§ **Figure record extracts**:
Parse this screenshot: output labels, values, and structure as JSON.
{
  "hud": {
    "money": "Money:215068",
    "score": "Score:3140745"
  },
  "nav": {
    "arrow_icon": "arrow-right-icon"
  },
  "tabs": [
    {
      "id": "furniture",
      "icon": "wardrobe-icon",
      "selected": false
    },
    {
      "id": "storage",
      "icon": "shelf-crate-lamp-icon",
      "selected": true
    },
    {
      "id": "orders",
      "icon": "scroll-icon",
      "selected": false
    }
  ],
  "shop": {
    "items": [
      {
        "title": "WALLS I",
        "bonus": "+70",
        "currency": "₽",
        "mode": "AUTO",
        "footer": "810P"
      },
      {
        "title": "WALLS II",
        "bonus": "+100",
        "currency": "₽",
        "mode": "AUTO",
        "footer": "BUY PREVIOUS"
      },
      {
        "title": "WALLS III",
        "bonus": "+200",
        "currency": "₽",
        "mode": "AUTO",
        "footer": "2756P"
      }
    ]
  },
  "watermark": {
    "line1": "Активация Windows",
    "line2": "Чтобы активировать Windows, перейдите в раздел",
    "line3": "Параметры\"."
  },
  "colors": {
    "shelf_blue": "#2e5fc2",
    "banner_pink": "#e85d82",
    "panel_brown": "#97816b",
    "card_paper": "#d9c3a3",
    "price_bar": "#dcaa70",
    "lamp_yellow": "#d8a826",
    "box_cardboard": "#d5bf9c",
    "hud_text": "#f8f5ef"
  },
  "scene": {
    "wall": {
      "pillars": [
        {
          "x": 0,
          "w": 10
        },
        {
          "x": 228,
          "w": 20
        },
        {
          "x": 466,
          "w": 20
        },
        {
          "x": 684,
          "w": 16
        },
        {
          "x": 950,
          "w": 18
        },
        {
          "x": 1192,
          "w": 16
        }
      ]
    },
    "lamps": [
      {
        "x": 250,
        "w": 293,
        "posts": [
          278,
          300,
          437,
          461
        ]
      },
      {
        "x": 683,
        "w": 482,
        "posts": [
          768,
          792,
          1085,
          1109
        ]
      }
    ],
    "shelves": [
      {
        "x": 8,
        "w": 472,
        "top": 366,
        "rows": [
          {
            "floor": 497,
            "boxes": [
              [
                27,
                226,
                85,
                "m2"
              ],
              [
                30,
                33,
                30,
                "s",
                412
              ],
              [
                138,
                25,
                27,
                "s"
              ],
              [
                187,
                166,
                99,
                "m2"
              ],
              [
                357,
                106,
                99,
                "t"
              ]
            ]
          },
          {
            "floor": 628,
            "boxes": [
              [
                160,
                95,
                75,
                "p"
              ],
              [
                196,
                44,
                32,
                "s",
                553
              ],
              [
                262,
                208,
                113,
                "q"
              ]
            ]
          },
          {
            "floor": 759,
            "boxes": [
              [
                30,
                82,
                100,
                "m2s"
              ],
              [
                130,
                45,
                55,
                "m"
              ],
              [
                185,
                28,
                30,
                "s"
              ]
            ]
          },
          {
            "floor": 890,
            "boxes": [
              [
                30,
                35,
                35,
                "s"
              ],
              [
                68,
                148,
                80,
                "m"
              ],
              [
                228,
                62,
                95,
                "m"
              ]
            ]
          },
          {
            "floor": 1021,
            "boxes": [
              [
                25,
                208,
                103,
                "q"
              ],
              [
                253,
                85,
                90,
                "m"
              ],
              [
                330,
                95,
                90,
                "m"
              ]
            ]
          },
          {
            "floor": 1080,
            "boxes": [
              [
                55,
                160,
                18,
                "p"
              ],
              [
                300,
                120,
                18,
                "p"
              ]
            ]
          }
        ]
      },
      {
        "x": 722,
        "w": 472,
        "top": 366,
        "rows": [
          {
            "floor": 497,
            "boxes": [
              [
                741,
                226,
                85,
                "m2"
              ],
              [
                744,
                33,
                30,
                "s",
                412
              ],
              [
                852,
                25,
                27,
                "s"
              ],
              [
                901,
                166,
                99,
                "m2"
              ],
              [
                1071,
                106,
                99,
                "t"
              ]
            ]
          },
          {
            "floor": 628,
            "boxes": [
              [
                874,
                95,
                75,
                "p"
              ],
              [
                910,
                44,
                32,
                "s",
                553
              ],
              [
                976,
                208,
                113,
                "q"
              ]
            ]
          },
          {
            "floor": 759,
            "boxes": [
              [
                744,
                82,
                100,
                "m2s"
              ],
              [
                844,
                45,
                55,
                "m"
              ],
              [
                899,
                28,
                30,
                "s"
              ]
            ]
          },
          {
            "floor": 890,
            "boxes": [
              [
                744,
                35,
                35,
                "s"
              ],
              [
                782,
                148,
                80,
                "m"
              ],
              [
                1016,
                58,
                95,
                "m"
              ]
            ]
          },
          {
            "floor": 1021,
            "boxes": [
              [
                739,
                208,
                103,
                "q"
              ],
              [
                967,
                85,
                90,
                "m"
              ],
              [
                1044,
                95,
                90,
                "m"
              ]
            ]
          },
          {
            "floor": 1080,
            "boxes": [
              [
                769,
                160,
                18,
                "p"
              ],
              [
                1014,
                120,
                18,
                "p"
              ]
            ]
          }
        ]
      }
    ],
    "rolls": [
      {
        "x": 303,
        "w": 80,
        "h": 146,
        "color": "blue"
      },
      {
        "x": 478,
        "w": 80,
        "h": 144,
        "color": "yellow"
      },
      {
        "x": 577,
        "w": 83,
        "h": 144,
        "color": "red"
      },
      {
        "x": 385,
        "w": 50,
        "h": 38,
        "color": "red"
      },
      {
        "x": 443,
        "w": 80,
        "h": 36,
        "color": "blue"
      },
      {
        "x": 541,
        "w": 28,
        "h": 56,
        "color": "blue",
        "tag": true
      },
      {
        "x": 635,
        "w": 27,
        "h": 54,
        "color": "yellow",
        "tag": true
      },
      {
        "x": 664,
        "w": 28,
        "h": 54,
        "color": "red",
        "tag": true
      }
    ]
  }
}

§ **Task requirements**:
Repeat the material above in full, keeping every word.

§ **Reply to the exercise**:
Parse this screenshot: output labels, values, and structure as JSON.
{
  "hud": {
    "money": "Money:215068",
    "score": "Score:3140745"
  },
  "nav": {
    "arrow_icon": "arrow-right-icon"
  },
  "tabs": [
    {
      "id": "furniture",
      "icon": "wardrobe-icon",
      "selected": false
    },
    {
      "id": "storage",
      "icon": "shelf-crate-lamp-icon",
      "selected": true
    },
    {
      "id": "orders",
      "icon": "scroll-icon",
      "selected": false
    }
  ],
  "shop": {
    "items": [
      {
        "title": "WALLS I",
        "bonus": "+70",
        "currency": "₽",
        "mode": "AUTO",
        "footer": "810P"
      },
      {
        "title": "WALLS II",
        "bonus": "+100",
        "currency": "₽",
        "mode": "AUTO",
        "footer": "BUY PREVIOUS"
      },
      {
        "title": "WALLS III",
        "bonus": "+200",
        "currency": "₽",
        "mode": "AUTO",
        "footer": "2756P"
      }
    ]
  },
  "watermark": {
    "line1": "Активация Windows",
    "line2": "Чтобы активировать Windows, перейдите в раздел",
    "line3": "Параметры\"."
  },
  "colors": {
    "shelf_blue": "#2e5fc2",
    "banner_pink": "#e85d82",
    "panel_brown": "#97816b",
    "card_paper": "#d9c3a3",
    "price_bar": "#dcaa70",
    "lamp_yellow": "#d8a826",
    "box_cardboard": "#d5bf9c",
    "hud_text": "#f8f5ef"
  },
  "scene": {
    "wall": {
      "pillars": [
        {
          "x": 0,
          "w": 10
        },
        {
          "x": 228,
          "w": 20
        },
        {
          "x": 466,
          "w": 20
        },
        {
          "x": 684,
          "w": 16
        },
        {
          "x": 950,
          "w": 18
        },
        {
          "x": 1192,
          "w": 16
        }
      ]
    },
    "lamps": [
      {
        "x": 250,
        "w": 293,
        "posts": [
          278,
          300,
          437,
          461
        ]
      },
      {
        "x": 683,
        "w": 482,
        "posts": [
          768,
          792,
          1085,
          1109
        ]
      }
    ],
    "shelves": [
      {
        "x": 8,
        "w": 472,
        "top": 366,
        "rows": [
          {
            "floor": 497,
            "boxes": [
              [
                27,
                226,
                85,
                "m2"
              ],
              [
                30,
                33,
                30,
                "s",
                412
              ],
              [
                138,
                25,
                27,
                "s"
              ],
              [
                187,
                166,
                99,
                "m2"
              ],
              [
                357,
                106,
                99,
                "t"
              ]
            ]
          },
          {
            "floor": 628,
            "boxes": [
              [
                160,
                95,
                75,
                "p"
              ],
              [
                196,
                44,
                32,
                "s",
                553
              ],
              [
                262,
                208,
                113,
                "q"
              ]
            ]
          },
          {
            "floor": 759,
            "boxes": [
              [
                30,
                82,
                100,
                "m2s"
              ],
              [
                130,
                45,
                55,
                "m"
              ],
              [
                185,
                28,
                30,
                "s"
              ]
            ]
          },
          {
            "floor": 890,
            "boxes": [
              [
                30,
                35,
                35,
                "s"
              ],
              [
                68,
                148,
                80,
                "m"
              ],
              [
                228,
                62,
                95,
                "m"
              ]
            ]
          },
          {
            "floor": 1021,
            "boxes": [
              [
                25,
                208,
                103,
                "q"
              ],
              [
                253,
                85,
                90,
                "m"
              ],
              [
                330,
                95,
                90,
                "m"
              ]
            ]
          },
          {
            "floor": 1080,
            "boxes": [
              [
                55,
                160,
                18,
                "p"
              ],
              [
                300,
                120,
                18,
                "p"
              ]
            ]
          }
        ]
      },
      {
        "x": 722,
        "w": 472,
        "top": 366,
        "rows": [
          {
            "floor": 497,
            "boxes": [
              [
                741,
                226,
                85,
                "m2"
              ],
              [
                744,
                33,
                30,
                "s",
                412
              ],
              [
                852,
                25,
                27,
                "s"
              ],
              [
                901,
                166,
                99,
                "m2"
              ],
              [
                1071,
                106,
                99,
                "t"
              ]
            ]
          },
          {
            "floor": 628,
            "boxes": [
              [
                874,
                95,
                75,
                "p"
              ],
              [
                910,
                44,
                32,
                "s",
                553
              ],
              [
                976,
                208,
                113,
                "q"
              ]
            ]
          },
          {
            "floor": 759,
            "boxes": [
              [
                744,
                82,
                100,
                "m2s"
              ],
              [
                844,
                45,
                55,
                "m"
              ],
              [
                899,
                28,
                30,
                "s"
              ]
            ]
          },
          {
            "floor": 890,
            "boxes": [
              [
                744,
                35,
                35,
                "s"
              ],
              [
                782,
                148,
                80,
                "m"
              ],
              [
                1016,
                58,
                95,
                "m"
              ]
            ]
          },
          {
            "floor": 1021,
            "boxes": [
              [
                739,
                208,
                103,
                "q"
              ],
              [
                967,
                85,
                90,
                "m"
              ],
              [
                1044,
                95,
                90,
                "m"
              ]
            ]
          },
          {
            "floor": 1080,
            "boxes": [
              [
                769,
                160,
                18,
                "p"
              ],
              [
                1014,
                120,
                18,
                "p"
              ]
            ]
          }
        ]
      }
    ],
    "rolls": [
      {
        "x": 303,
        "w": 80,
        "h": 146,
        "color": "blue"
      },
      {
        "x": 478,
        "w": 80,
        "h": 144,
        "color": "yellow"
      },
      {
        "x": 577,
        "w": 83,
        "h": 144,
        "color": "red"
      },
      {
        "x": 385,
        "w": 50,
        "h": 38,
        "color": "red"
      },
      {
        "x": 443,
        "w": 80,
        "h": 36,
        "color": "blue"
      },
      {
        "x": 541,
        "w": 28,
        "h": 56,
        "color": "blue",
        "tag": true
      },
      {
        "x": 635,
        "w": 27,
        "h": 54,
        "color": "yellow",
        "tag": true
      },
      {
        "x": 664,
        "w": 28,
        "h": 54,
        "color": "red",
        "tag": true
      }
    ]
  }
}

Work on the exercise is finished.